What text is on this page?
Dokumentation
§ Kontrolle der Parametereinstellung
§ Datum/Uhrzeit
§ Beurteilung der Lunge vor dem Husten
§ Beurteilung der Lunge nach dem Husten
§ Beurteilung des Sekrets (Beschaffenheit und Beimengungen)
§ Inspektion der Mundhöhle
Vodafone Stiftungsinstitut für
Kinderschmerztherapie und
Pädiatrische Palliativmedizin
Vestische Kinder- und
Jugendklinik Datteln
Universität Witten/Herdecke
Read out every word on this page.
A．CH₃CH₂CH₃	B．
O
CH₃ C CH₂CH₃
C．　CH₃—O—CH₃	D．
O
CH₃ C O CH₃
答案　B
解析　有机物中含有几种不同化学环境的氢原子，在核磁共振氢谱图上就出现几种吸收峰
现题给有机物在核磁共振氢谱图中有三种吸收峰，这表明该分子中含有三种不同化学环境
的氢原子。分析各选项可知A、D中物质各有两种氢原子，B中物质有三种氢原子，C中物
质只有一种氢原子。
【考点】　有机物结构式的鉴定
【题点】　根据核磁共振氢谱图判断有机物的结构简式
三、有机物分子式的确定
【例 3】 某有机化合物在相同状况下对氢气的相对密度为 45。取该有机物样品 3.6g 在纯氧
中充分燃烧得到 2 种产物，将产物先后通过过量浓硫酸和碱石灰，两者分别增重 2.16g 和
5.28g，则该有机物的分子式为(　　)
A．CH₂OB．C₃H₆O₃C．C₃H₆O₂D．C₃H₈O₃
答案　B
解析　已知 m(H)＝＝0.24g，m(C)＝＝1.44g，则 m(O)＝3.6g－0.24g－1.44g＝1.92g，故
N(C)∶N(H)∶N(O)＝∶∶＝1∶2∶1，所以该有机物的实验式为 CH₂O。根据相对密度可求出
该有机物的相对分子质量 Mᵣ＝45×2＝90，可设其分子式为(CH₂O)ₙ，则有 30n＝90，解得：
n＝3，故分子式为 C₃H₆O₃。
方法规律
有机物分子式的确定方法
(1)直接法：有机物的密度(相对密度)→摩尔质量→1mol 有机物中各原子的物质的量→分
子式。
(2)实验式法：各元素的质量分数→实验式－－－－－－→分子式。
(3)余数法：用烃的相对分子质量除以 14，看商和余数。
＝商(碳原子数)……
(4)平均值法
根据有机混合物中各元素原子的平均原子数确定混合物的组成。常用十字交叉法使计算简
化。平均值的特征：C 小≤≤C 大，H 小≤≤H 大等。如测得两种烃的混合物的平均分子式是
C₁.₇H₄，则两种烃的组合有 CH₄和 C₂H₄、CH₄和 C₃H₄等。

-=-=-

- **Task goal**
Retype all the records, matching them exactly.

- **The reply**
What text is on this page?
Dokumentation
§ Kontrolle der Parametereinstellung
§ Datum/Uhrzeit
§ Beurteilung der Lunge vor dem Husten
§ Beurteilung der Lunge nach dem Husten
§ Beurteilung des Sekrets (Beschaffenheit und Beimengungen)
§ Inspektion der Mundhöhle
Vodafone Stiftungsinstitut für
Kinderschmerztherapie und
Pädiatrische Palliativmedizin
Vestische Kinder- und
Jugendklinik Datteln
Universität Witten/Herdecke
Read out every word on this page.
A．CH₃CH₂CH₃	B．
O
CH₃ C CH₂CH₃
C．　CH₃—O—CH₃	D．
O
CH₃ C O CH₃
答案　B
解析　有机物中含有几种不同化学环境的氢原子，在核磁共振氢谱图上就出现几种吸收峰
现题给有机物在核磁共振氢谱图中有三种吸收峰，这表明该分子中含有三种不同化学环境
的氢原子。分析各选项可知A、D中物质各有两种氢原子，B中物质有三种氢原子，C中物
质只有一种氢原子。
【考点】　有机物结构式的鉴定
【题点】　根据核磁共振氢谱图判断有机物的结构简式
三、有机物分子式的确定
【例 3】 某有机化合物在相同状况下对氢气的相对密度为 45。取该有机物样品 3.6g 在纯氧
中充分燃烧得到 2 种产物，将产物先后通过过量浓硫酸和碱石灰，两者分别增重 2.16g 和
5.28g，则该有机物的分子式为(　　)
A．CH₂OB．C₃H₆O₃C．C₃H₆O₂D．C₃H₈O₃
答案　B
解析　已知 m(H)＝＝0.24g，m(C)＝＝1.44g，则 m(O)＝3.6g－0.24g－1.44g＝1.92g，故
N(C)∶N(H)∶N(O)＝∶∶＝1∶2∶1，所以该有机物的实验式为 CH₂O。根据相对密度可求出
该有机物的相对分子质量 Mᵣ＝45×2＝90，可设其分子式为(CH₂O)ₙ，则有 30n＝90，解得：
n＝3，故分子式为 C₃H₆O₃。
方法规律
有机物分子式的确定方法
(1)直接法：有机物的密度(相对密度)→摩尔质量→1mol 有机物中各原子的物质的量→分
子式。
(2)实验式法：各元素的质量分数→实验式－－－－－－→分子式。
(3)余数法：用烃的相对分子质量除以 14，看商和余数。
＝商(碳原子数)……
(4)平均值法
根据有机混合物中各元素原子的平均原子数确定混合物的组成。常用十字交叉法使计算简
化。平均值的特征：C 小≤≤C 大，H 小≤≤H 大等。如测得两种烃的混合物的平均分子式是
C₁.₇H₄，则两种烃的组合有 CH₄和 C₂H₄、CH₄和 C₃H₄等。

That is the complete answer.